:: Task inputs ::

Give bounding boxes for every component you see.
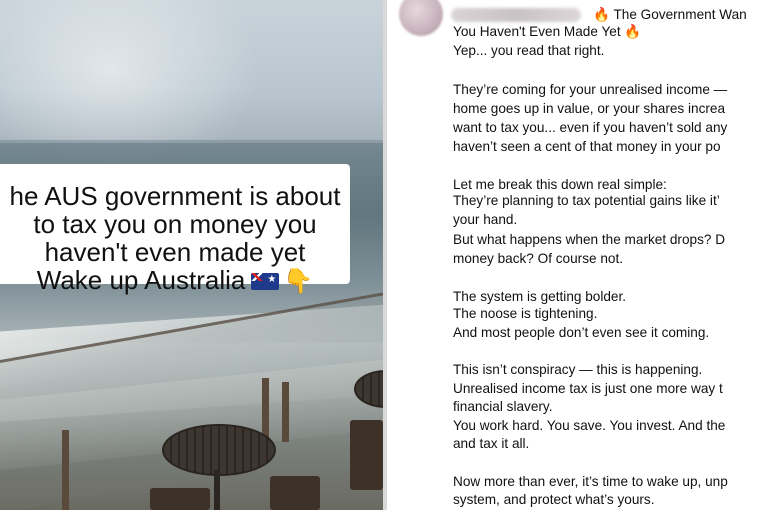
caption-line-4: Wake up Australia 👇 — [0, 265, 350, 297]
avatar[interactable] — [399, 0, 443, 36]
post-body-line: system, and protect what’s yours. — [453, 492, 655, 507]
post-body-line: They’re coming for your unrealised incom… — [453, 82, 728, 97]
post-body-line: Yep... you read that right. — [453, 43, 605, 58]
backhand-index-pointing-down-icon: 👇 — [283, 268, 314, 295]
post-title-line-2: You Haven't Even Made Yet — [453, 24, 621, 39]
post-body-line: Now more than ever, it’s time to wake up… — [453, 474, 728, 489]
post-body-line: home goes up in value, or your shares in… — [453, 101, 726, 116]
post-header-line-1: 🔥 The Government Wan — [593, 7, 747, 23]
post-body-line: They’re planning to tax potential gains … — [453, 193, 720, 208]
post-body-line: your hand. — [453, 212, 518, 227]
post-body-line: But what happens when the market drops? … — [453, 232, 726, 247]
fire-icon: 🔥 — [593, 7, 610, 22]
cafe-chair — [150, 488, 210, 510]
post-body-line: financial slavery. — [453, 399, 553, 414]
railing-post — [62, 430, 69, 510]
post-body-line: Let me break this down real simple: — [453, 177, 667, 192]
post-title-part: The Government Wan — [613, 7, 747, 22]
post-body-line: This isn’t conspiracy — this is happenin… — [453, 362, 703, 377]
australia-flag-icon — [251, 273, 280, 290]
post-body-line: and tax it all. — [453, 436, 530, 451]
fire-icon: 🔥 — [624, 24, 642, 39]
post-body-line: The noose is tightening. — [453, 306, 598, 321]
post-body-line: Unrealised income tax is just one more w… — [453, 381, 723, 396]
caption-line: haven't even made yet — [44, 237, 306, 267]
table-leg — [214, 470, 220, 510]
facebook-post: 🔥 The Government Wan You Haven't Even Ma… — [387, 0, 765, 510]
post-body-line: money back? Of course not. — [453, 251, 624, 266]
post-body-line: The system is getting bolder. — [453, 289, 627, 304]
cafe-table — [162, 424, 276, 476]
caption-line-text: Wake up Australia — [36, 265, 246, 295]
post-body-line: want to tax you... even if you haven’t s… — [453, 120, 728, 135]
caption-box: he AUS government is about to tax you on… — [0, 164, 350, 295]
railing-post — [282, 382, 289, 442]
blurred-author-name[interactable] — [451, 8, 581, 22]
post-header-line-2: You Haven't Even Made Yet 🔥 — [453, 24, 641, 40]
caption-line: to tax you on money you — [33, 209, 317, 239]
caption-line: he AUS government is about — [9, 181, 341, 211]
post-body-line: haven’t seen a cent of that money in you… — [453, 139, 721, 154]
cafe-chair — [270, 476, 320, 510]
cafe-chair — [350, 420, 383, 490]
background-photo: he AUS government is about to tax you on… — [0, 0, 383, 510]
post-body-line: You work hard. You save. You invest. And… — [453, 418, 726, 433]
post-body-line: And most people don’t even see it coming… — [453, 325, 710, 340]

:::

> Exercise objective
Edit the listing above so that "post-body-line" reads "body-text-line" everywhere, keeping every other line and character as it is. Leave out the picture.

> Exercise response
Give bounding boxes for every component you see.
caption-line-4: Wake up Australia 👇 — [0, 265, 350, 297]
avatar[interactable] — [399, 0, 443, 36]
body-text-line: system, and protect what’s yours. — [453, 492, 655, 507]
body-text-line: They’re coming for your unrealised incom… — [453, 82, 728, 97]
body-text-line: Yep... you read that right. — [453, 43, 605, 58]
backhand-index-pointing-down-icon: 👇 — [283, 268, 314, 295]
post-title-line-2: You Haven't Even Made Yet — [453, 24, 621, 39]
body-text-line: Now more than ever, it’s time to wake up… — [453, 474, 728, 489]
body-text-line: home goes up in value, or your shares in… — [453, 101, 726, 116]
post-header-line-1: 🔥 The Government Wan — [593, 7, 747, 23]
body-text-line: They’re planning to tax potential gains … — [453, 193, 720, 208]
body-text-line: your hand. — [453, 212, 518, 227]
body-text-line: But what happens when the market drops? … — [453, 232, 726, 247]
fire-icon: 🔥 — [593, 7, 610, 22]
cafe-chair — [150, 488, 210, 510]
body-text-line: financial slavery. — [453, 399, 553, 414]
railing-post — [62, 430, 69, 510]
body-text-line: Let me break this down real simple: — [453, 177, 667, 192]
post-title-part: The Government Wan — [613, 7, 747, 22]
body-text-line: This isn’t conspiracy — this is happenin… — [453, 362, 703, 377]
australia-flag-icon — [251, 273, 280, 290]
body-text-line: and tax it all. — [453, 436, 530, 451]
fire-icon: 🔥 — [624, 24, 642, 39]
body-text-line: The noose is tightening. — [453, 306, 598, 321]
body-text-line: Unrealised income tax is just one more w… — [453, 381, 723, 396]
caption-line: haven't even made yet — [44, 237, 306, 267]
table-leg — [214, 470, 220, 510]
facebook-post: 🔥 The Government Wan You Haven't Even Ma… — [387, 0, 765, 510]
body-text-line: money back? Of course not. — [453, 251, 624, 266]
body-text-line: The system is getting bolder. — [453, 289, 627, 304]
cafe-table — [162, 424, 276, 476]
caption-line-text: Wake up Australia — [36, 265, 246, 295]
body-text-line: want to tax you... even if you haven’t s… — [453, 120, 728, 135]
caption-box: he AUS government is about to tax you on… — [0, 164, 350, 295]
railing-post — [282, 382, 289, 442]
blurred-author-name[interactable] — [451, 8, 581, 22]
post-header-line-2: You Haven't Even Made Yet 🔥 — [453, 24, 641, 40]
caption-line: to tax you on money you — [33, 209, 317, 239]
caption-line: he AUS government is about — [9, 181, 341, 211]
body-text-line: haven’t seen a cent of that money in you… — [453, 139, 721, 154]
cafe-chair — [270, 476, 320, 510]
cafe-chair — [350, 420, 383, 490]
background-photo: he AUS government is about to tax you on… — [0, 0, 383, 510]
body-text-line: You work hard. You save. You invest. And… — [453, 418, 726, 433]
body-text-line: And most people don’t even see it coming… — [453, 325, 710, 340]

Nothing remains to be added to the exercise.